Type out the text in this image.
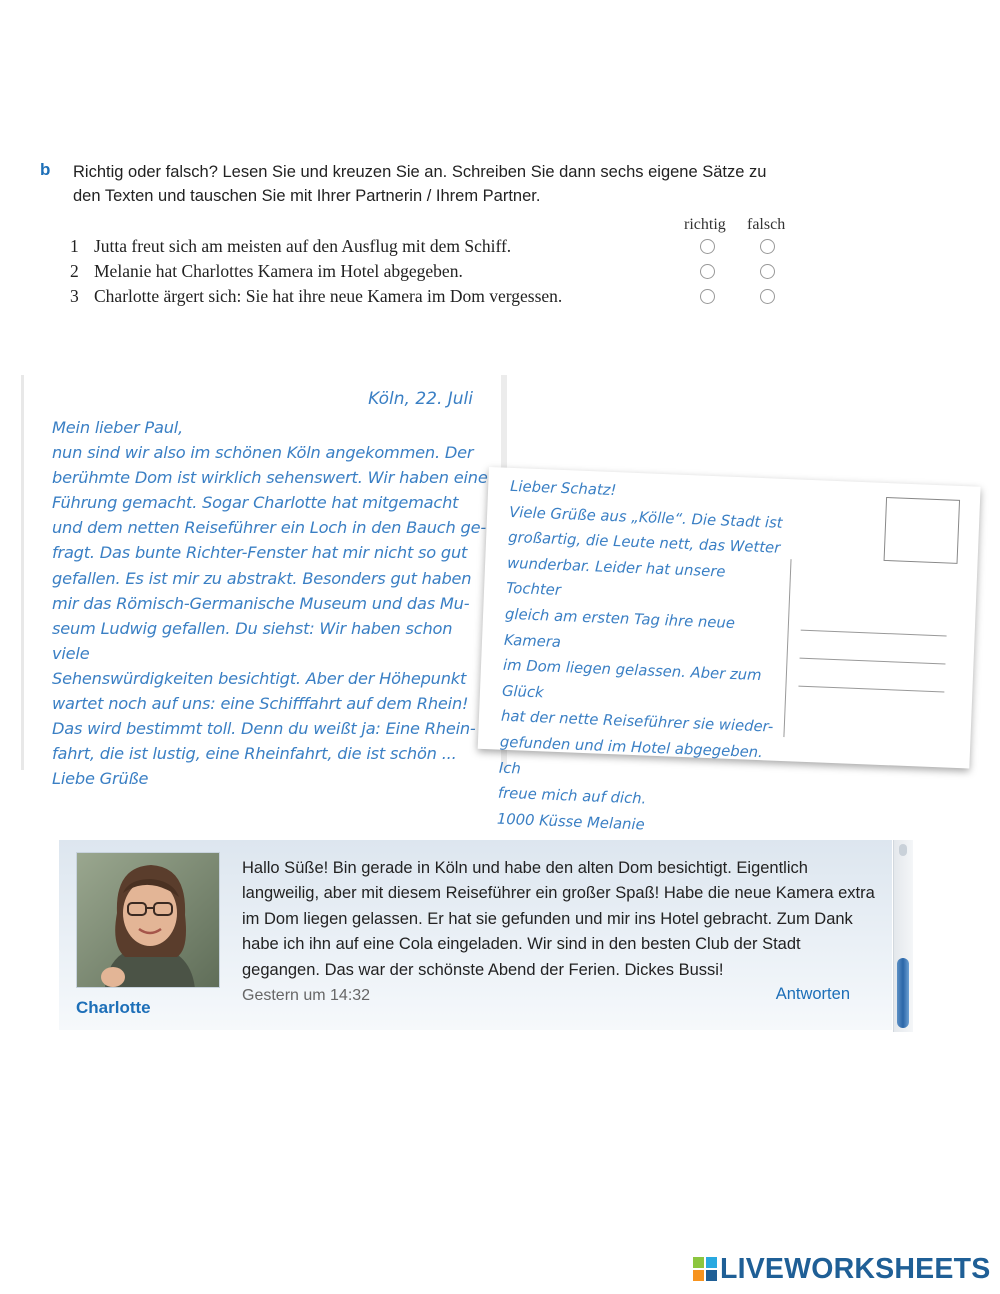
b Richtig oder falsch? Lesen Sie und kreuzen Sie an. Schreiben Sie dann sechs eigene Sätze zu den Texten und tauschen Sie mit Ihrer Partnerin / Ihrem Partner.
richtig falsch
1 Jutta freut sich am meisten auf den Ausflug mit dem Schiff.
2 Melanie hat Charlottes Kamera im Hotel abgegeben.
3 Charlotte ärgert sich: Sie hat ihre neue Kamera im Dom vergessen.
Köln, 22. Juli
Mein lieber Paul,
nun sind wir also im schönen Köln angekommen. Der
berühmte Dom ist wirklich sehenswert. Wir haben eine
Führung gemacht. Sogar Charlotte hat mitgemacht
und dem netten Reiseführer ein Loch in den Bauch ge-
fragt. Das bunte Richter-Fenster hat mir nicht so gut
gefallen. Es ist mir zu abstrakt. Besonders gut haben
mir das Römisch-Germanische Museum und das Mu-
seum Ludwig gefallen. Du siehst: Wir haben schon viele
Sehenswürdigkeiten besichtigt. Aber der Höhepunkt
wartet noch auf uns: eine Schifffahrt auf dem Rhein!
Das wird bestimmt toll. Denn du weißt ja: Eine Rhein-
fahrt, die ist lustig, eine Rheinfahrt, die ist schön ...
Liebe Grüße
Lieber Schatz!
Viele Grüße aus „Kölle“. Die Stadt ist
großartig, die Leute nett, das Wetter
wunderbar. Leider hat unsere Tochter
gleich am ersten Tag ihre neue Kamera
im Dom liegen gelassen. Aber zum Glück
hat der nette Reiseführer sie wieder-
gefunden und im Hotel abgegeben. Ich
freue mich auf dich.
1000 Küsse Melanie
Charlotte
Hallo Süße! Bin gerade in Köln und habe den alten Dom besichtigt. Eigentlich langweilig, aber mit diesem Reiseführer ein großer Spaß! Habe die neue Kamera extra im Dom liegen gelassen. Er hat sie gefunden und mir ins Hotel gebracht. Zum Dank habe ich ihn auf eine Cola eingeladen. Wir sind in den besten Club der Stadt gegangen. Das war der schönste Abend der Ferien. Dickes Bussi!
Gestern um 14:32	Antworten
LIVEWORKSHEETS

--------------------------------

**WHAT IS ASKED**: Look through the material and copy each line that has "gelassen".

**RESPONSE TO THIS TASK**:
im Dom liegen gelassen. Aber zum Glück
Hallo Süße! Bin gerade in Köln und habe den alten Dom besichtigt. Eigentlich langweilig, aber mit diesem Reiseführer ein großer Spaß! Habe die neue Kamera extra im Dom liegen gelassen. Er hat sie gefunden und mir ins Hotel gebracht. Zum Dank habe ich ihn auf eine Cola eingeladen. Wir sind in den besten Club der Stadt gegangen. Das war der schönste Abend der Ferien. Dickes Bussi!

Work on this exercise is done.